[What is asked] Extract the full set of records that follows, word for word.

[Material to process]
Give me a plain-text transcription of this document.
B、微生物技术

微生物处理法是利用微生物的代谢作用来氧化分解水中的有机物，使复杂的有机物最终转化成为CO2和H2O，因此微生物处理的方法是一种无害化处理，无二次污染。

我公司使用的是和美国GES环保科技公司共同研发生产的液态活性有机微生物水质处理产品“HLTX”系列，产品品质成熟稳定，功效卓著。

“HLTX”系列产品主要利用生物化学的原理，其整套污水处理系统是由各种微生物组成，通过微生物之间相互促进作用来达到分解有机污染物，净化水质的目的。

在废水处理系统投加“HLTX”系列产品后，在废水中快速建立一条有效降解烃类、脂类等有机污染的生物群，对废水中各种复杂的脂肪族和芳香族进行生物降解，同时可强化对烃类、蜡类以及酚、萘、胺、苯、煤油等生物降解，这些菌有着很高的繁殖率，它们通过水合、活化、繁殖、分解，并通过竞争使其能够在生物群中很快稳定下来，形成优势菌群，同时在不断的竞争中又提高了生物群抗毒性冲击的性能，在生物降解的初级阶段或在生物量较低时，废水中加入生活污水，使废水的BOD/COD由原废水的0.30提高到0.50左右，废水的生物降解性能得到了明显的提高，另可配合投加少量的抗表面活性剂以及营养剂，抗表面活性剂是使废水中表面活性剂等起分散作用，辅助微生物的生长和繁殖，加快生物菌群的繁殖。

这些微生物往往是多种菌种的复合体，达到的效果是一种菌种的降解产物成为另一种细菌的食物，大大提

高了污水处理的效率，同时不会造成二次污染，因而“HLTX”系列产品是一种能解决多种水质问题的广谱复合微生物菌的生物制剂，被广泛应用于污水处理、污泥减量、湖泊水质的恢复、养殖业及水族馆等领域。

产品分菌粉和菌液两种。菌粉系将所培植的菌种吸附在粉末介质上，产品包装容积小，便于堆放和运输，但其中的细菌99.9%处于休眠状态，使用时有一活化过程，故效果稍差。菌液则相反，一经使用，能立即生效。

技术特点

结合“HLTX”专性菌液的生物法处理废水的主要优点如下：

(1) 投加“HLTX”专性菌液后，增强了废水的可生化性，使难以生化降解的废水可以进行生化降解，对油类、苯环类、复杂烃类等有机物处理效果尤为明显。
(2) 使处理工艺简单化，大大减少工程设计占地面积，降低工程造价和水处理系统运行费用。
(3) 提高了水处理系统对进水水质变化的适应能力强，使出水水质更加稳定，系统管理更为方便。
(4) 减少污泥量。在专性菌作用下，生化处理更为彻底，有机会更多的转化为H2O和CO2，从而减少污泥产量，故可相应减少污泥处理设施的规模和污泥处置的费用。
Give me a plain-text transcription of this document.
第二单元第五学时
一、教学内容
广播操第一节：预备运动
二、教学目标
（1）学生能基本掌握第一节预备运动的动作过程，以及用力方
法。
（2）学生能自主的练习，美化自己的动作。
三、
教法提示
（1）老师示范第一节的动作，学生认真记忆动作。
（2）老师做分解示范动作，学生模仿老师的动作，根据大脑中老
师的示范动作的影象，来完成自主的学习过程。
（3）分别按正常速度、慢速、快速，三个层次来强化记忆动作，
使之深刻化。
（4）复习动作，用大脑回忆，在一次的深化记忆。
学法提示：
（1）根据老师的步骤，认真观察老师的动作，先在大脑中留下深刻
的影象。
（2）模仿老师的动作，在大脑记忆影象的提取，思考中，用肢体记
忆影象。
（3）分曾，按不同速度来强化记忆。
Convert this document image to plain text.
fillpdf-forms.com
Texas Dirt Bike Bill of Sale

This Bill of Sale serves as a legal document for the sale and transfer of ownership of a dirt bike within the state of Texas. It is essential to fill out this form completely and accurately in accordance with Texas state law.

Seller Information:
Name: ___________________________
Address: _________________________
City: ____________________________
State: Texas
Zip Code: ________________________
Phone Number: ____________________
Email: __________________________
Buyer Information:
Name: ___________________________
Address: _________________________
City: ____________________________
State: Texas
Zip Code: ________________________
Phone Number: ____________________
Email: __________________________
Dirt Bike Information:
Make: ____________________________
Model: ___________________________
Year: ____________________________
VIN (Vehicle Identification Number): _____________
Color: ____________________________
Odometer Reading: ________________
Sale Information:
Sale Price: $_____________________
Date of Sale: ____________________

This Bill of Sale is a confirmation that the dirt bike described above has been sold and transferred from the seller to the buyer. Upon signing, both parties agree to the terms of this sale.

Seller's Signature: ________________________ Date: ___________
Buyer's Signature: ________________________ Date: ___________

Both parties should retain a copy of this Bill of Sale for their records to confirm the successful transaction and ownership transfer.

[Task output]
Give me a plain-text transcription of this document.
B、微生物技术

微生物处理法是利用微生物的代谢作用来氧化分解水中的有机物，使复杂的有机物最终转化成为CO2和H2O，因此微生物处理的方法是一种无害化处理，无二次污染。

我公司使用的是和美国GES环保科技公司共同研发生产的液态活性有机微生物水质处理产品“HLTX”系列，产品品质成熟稳定，功效卓著。

“HLTX”系列产品主要利用生物化学的原理，其整套污水处理系统是由各种微生物组成，通过微生物之间相互促进作用来达到分解有机污染物，净化水质的目的。

在废水处理系统投加“HLTX”系列产品后，在废水中快速建立一条有效降解烃类、脂类等有机污染的生物群，对废水中各种复杂的脂肪族和芳香族进行生物降解，同时可强化对烃类、蜡类以及酚、萘、胺、苯、煤油等生物降解，这些菌有着很高的繁殖率，它们通过水合、活化、繁殖、分解，并通过竞争使其能够在生物群中很快稳定下来，形成优势菌群，同时在不断的竞争中又提高了生物群抗毒性冲击的性能，在生物降解的初级阶段或在生物量较低时，废水中加入生活污水，使废水的BOD/COD由原废水的0.30提高到0.50左右，废水的生物降解性能得到了明显的提高，另可配合投加少量的抗表面活性剂以及营养剂，抗表面活性剂是使废水中表面活性剂等起分散作用，辅助微生物的生长和繁殖，加快生物菌群的繁殖。

这些微生物往往是多种菌种的复合体，达到的效果是一种菌种的降解产物成为另一种细菌的食物，大大提

高了污水处理的效率，同时不会造成二次污染，因而“HLTX”系列产品是一种能解决多种水质问题的广谱复合微生物菌的生物制剂，被广泛应用于污水处理、污泥减量、湖泊水质的恢复、养殖业及水族馆等领域。

产品分菌粉和菌液两种。菌粉系将所培植的菌种吸附在粉末介质上，产品包装容积小，便于堆放和运输，但其中的细菌99.9%处于休眠状态，使用时有一活化过程，故效果稍差。菌液则相反，一经使用，能立即生效。

技术特点

结合“HLTX”专性菌液的生物法处理废水的主要优点如下：

(1) 投加“HLTX”专性菌液后，增强了废水的可生化性，使难以生化降解的废水可以进行生化降解，对油类、苯环类、复杂烃类等有机物处理效果尤为明显。
(2) 使处理工艺简单化，大大减少工程设计占地面积，降低工程造价和水处理系统运行费用。
(3) 提高了水处理系统对进水水质变化的适应能力强，使出水水质更加稳定，系统管理更为方便。
(4) 减少污泥量。在专性菌作用下，生化处理更为彻底，有机会更多的转化为H2O和CO2，从而减少污泥产量，故可相应减少污泥处理设施的规模和污泥处置的费用。
Give me a plain-text transcription of this document.
第二单元第五学时
一、教学内容
广播操第一节：预备运动
二、教学目标
（1）学生能基本掌握第一节预备运动的动作过程，以及用力方
法。
（2）学生能自主的练习，美化自己的动作。
三、
教法提示
（1）老师示范第一节的动作，学生认真记忆动作。
（2）老师做分解示范动作，学生模仿老师的动作，根据大脑中老
师的示范动作的影象，来完成自主的学习过程。
（3）分别按正常速度、慢速、快速，三个层次来强化记忆动作，
使之深刻化。
（4）复习动作，用大脑回忆，在一次的深化记忆。
学法提示：
（1）根据老师的步骤，认真观察老师的动作，先在大脑中留下深刻
的影象。
（2）模仿老师的动作，在大脑记忆影象的提取，思考中，用肢体记
忆影象。
（3）分曾，按不同速度来强化记忆。
Convert this document image to plain text.
fillpdf-forms.com
Texas Dirt Bike Bill of Sale

This Bill of Sale serves as a legal document for the sale and transfer of ownership of a dirt bike within the state of Texas. It is essential to fill out this form completely and accurately in accordance with Texas state law.

Seller Information:
Name: ___________________________
Address: _________________________
City: ____________________________
State: Texas
Zip Code: ________________________
Phone Number: ____________________
Email: __________________________
Buyer Information:
Name: ___________________________
Address: _________________________
City: ____________________________
State: Texas
Zip Code: ________________________
Phone Number: ____________________
Email: __________________________
Dirt Bike Information:
Make: ____________________________
Model: ___________________________
Year: ____________________________
VIN (Vehicle Identification Number): _____________
Color: ____________________________
Odometer Reading: ________________
Sale Information:
Sale Price: $_____________________
Date of Sale: ____________________

This Bill of Sale is a confirmation that the dirt bike described above has been sold and transferred from the seller to the buyer. Upon signing, both parties agree to the terms of this sale.

Seller's Signature: ________________________ Date: ___________
Buyer's Signature: ________________________ Date: ___________

Both parties should retain a copy of this Bill of Sale for their records to confirm the successful transaction and ownership transfer.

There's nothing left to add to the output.